Data listing:
+++

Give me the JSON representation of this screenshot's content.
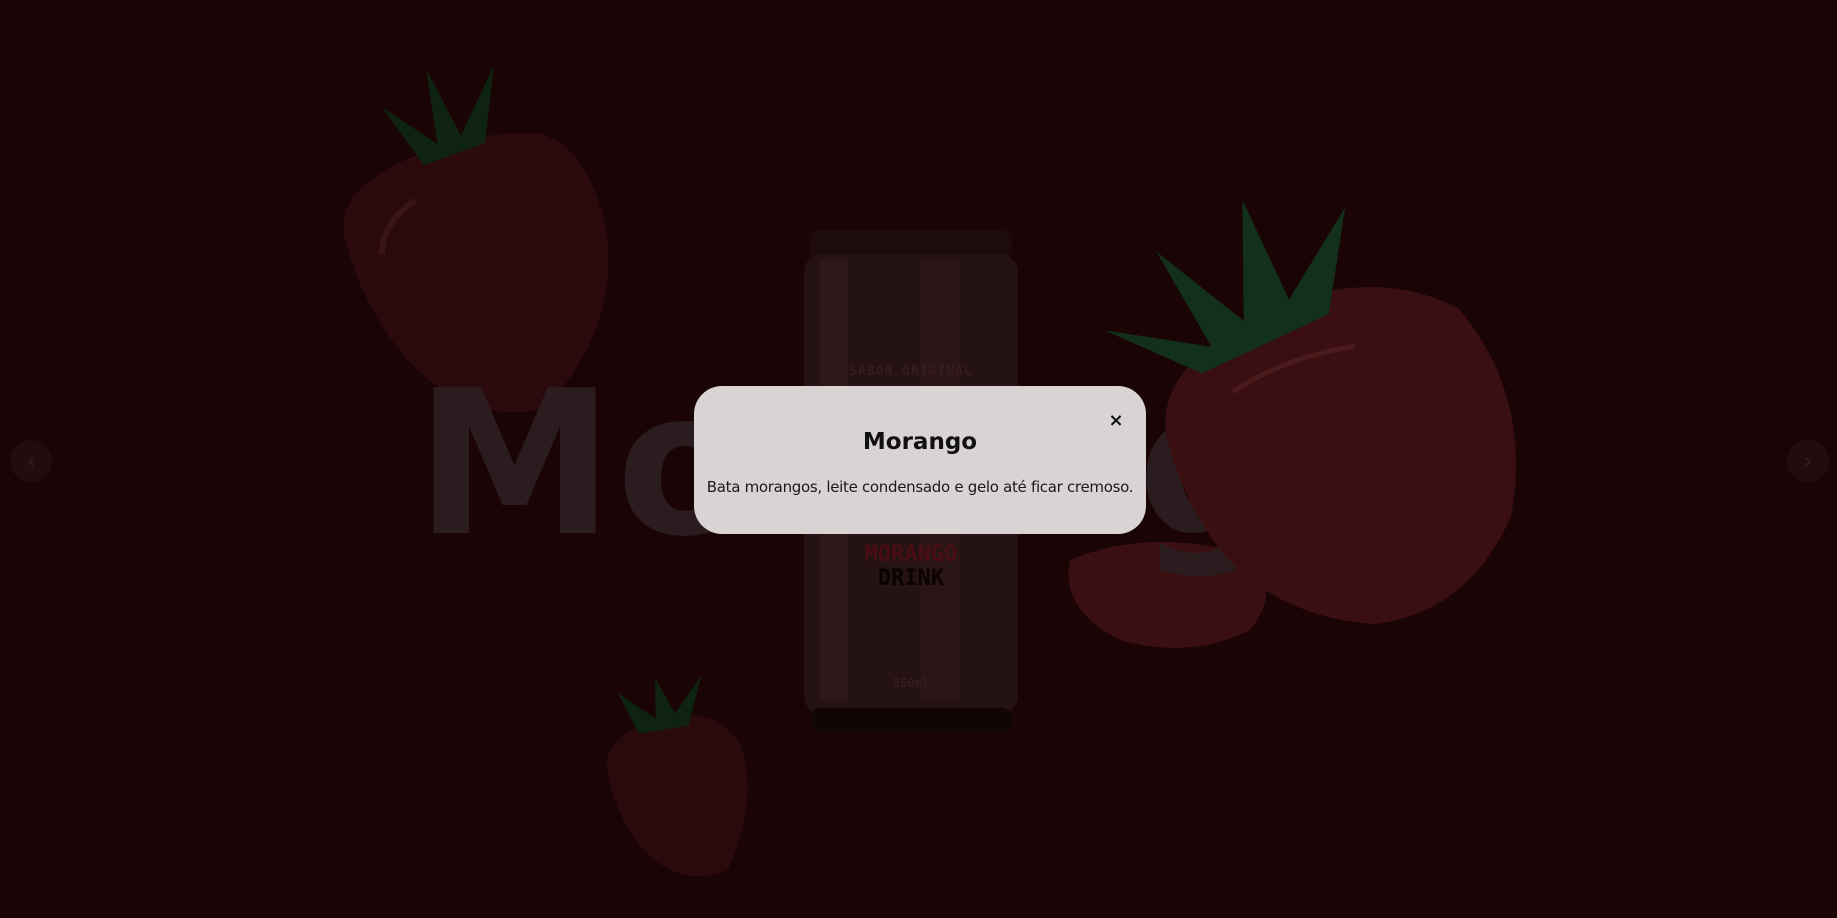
{
  "page": {
    "hero_text": "Morango",
    "colors": {
      "background": "#1a0406",
      "hero_text": "#2b1d1f",
      "modal_bg": "#d9d3d4"
    }
  },
  "can": {
    "top_label": "SABOR ORIGINAL",
    "name_line1": "MORANGO",
    "name_line2": "DRINK",
    "volume": "350ml"
  },
  "nav": {
    "prev_icon": "chevron-left-icon",
    "next_icon": "chevron-right-icon",
    "prev_glyph": "‹",
    "next_glyph": "›"
  },
  "modal": {
    "close_glyph": "×",
    "title": "Morango",
    "text": "Bata morangos, leite condensado e gelo até ficar cremoso."
  }
}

+++

> _Brief_: Repeat the data exactly, without the pictures.

> _Reply to the task_:
Give me the JSON representation of this screenshot's content.
{
  "page": {
    "hero_text": "Morango",
    "colors": {
      "background": "#1a0406",
      "hero_text": "#2b1d1f",
      "modal_bg": "#d9d3d4"
    }
  },
  "can": {
    "top_label": "SABOR ORIGINAL",
    "name_line1": "MORANGO",
    "name_line2": "DRINK",
    "volume": "350ml"
  },
  "nav": {
    "prev_icon": "chevron-left-icon",
    "next_icon": "chevron-right-icon",
    "prev_glyph": "‹",
    "next_glyph": "›"
  },
  "modal": {
    "close_glyph": "×",
    "title": "Morango",
    "text": "Bata morangos, leite condensado e gelo até ficar cremoso."
  }
}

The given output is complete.